• DATASET EXCERPTS
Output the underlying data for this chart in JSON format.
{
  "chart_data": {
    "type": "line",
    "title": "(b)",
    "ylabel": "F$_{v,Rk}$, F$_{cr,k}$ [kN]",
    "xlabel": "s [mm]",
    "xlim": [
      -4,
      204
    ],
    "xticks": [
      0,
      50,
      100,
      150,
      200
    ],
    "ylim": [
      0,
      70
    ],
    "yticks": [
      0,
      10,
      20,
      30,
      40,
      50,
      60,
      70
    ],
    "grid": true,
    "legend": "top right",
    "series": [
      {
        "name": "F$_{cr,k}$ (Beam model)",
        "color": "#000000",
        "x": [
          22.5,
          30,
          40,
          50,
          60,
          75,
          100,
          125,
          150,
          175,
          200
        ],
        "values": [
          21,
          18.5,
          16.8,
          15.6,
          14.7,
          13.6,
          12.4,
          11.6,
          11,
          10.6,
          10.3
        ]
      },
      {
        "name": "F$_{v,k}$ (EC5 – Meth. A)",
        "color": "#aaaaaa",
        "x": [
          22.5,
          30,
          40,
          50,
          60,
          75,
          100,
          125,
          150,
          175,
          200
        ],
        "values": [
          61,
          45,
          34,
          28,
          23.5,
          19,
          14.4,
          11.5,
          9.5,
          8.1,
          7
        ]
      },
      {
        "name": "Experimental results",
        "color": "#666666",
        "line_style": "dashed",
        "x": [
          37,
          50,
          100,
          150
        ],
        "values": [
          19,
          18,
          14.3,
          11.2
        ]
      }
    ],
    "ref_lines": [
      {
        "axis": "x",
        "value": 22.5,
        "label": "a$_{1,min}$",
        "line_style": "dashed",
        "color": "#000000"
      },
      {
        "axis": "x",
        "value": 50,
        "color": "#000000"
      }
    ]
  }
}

• WORK TO COMPLETE
Working from the entries above, return all lines that contain "color".

• EXERCISE RESULT
        "color": "#000000",
        "color": "#aaaaaa",
        "color": "#666666",
        "color": "#000000"
        "color": "#000000"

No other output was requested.